--- Start Data lines ---

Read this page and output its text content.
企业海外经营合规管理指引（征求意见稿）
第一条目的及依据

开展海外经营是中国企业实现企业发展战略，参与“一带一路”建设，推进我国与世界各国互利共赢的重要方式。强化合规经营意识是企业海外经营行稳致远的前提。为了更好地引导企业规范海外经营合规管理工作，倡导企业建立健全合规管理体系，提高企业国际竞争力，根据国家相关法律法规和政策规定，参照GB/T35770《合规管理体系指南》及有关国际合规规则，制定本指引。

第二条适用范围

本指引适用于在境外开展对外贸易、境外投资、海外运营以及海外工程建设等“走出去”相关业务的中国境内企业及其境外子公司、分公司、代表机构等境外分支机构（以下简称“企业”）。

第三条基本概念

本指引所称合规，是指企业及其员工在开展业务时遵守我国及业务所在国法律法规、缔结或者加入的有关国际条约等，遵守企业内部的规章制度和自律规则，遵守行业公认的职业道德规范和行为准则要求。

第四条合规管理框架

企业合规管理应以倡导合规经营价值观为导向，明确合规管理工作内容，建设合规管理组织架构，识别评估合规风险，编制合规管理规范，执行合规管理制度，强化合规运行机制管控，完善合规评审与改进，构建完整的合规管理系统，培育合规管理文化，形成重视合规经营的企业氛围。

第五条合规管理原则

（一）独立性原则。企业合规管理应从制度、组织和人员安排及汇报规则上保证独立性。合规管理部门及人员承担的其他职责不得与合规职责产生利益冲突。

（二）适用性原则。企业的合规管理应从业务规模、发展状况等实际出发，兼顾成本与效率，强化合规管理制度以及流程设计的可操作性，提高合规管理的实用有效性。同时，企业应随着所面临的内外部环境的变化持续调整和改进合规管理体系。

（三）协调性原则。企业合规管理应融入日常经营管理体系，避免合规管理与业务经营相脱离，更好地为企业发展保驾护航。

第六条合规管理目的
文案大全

--- End Data lines ---

▶ [Problem]: Copy down the material exactly as written.

▶ [Response to this task]:
Read this page and output its text content.
企业海外经营合规管理指引（征求意见稿）
第一条目的及依据

开展海外经营是中国企业实现企业发展战略，参与“一带一路”建设，推进我国与世界各国互利共赢的重要方式。强化合规经营意识是企业海外经营行稳致远的前提。为了更好地引导企业规范海外经营合规管理工作，倡导企业建立健全合规管理体系，提高企业国际竞争力，根据国家相关法律法规和政策规定，参照GB/T35770《合规管理体系指南》及有关国际合规规则，制定本指引。

第二条适用范围

本指引适用于在境外开展对外贸易、境外投资、海外运营以及海外工程建设等“走出去”相关业务的中国境内企业及其境外子公司、分公司、代表机构等境外分支机构（以下简称“企业”）。

第三条基本概念

本指引所称合规，是指企业及其员工在开展业务时遵守我国及业务所在国法律法规、缔结或者加入的有关国际条约等，遵守企业内部的规章制度和自律规则，遵守行业公认的职业道德规范和行为准则要求。

第四条合规管理框架

企业合规管理应以倡导合规经营价值观为导向，明确合规管理工作内容，建设合规管理组织架构，识别评估合规风险，编制合规管理规范，执行合规管理制度，强化合规运行机制管控，完善合规评审与改进，构建完整的合规管理系统，培育合规管理文化，形成重视合规经营的企业氛围。

第五条合规管理原则

（一）独立性原则。企业合规管理应从制度、组织和人员安排及汇报规则上保证独立性。合规管理部门及人员承担的其他职责不得与合规职责产生利益冲突。

（二）适用性原则。企业的合规管理应从业务规模、发展状况等实际出发，兼顾成本与效率，强化合规管理制度以及流程设计的可操作性，提高合规管理的实用有效性。同时，企业应随着所面临的内外部环境的变化持续调整和改进合规管理体系。

（三）协调性原则。企业合规管理应融入日常经营管理体系，避免合规管理与业务经营相脱离，更好地为企业发展保驾护航。

第六条合规管理目的
文案大全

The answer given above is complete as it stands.